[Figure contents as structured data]
□ □ □ □ □

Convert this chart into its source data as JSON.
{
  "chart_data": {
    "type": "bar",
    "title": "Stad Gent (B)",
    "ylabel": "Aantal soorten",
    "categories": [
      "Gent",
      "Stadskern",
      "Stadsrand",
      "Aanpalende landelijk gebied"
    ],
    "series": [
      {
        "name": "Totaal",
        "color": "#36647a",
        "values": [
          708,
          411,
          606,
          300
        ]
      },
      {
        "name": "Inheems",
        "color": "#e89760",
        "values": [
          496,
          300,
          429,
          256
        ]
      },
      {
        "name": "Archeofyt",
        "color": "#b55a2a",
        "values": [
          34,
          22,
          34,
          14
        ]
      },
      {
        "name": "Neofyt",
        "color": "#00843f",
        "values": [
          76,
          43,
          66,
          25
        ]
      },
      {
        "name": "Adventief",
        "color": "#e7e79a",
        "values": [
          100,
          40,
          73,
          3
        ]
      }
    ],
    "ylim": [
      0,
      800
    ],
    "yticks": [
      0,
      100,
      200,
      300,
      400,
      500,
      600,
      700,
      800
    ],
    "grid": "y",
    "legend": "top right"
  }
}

□ □ □ □ □

*WHAT IS EXPECTED:* Reproduce the full set of records precisely.

*RESULT OF THE TASK:*
Convert this chart into its source data as JSON.
{
  "chart_data": {
    "type": "bar",
    "title": "Stad Gent (B)",
    "ylabel": "Aantal soorten",
    "categories": [
      "Gent",
      "Stadskern",
      "Stadsrand",
      "Aanpalende landelijk gebied"
    ],
    "series": [
      {
        "name": "Totaal",
        "color": "#36647a",
        "values": [
          708,
          411,
          606,
          300
        ]
      },
      {
        "name": "Inheems",
        "color": "#e89760",
        "values": [
          496,
          300,
          429,
          256
        ]
      },
      {
        "name": "Archeofyt",
        "color": "#b55a2a",
        "values": [
          34,
          22,
          34,
          14
        ]
      },
      {
        "name": "Neofyt",
        "color": "#00843f",
        "values": [
          76,
          43,
          66,
          25
        ]
      },
      {
        "name": "Adventief",
        "color": "#e7e79a",
        "values": [
          100,
          40,
          73,
          3
        ]
      }
    ],
    "ylim": [
      0,
      800
    ],
    "yticks": [
      0,
      100,
      200,
      300,
      400,
      500,
      600,
      700,
      800
    ],
    "grid": "y",
    "legend": "top right"
  }
}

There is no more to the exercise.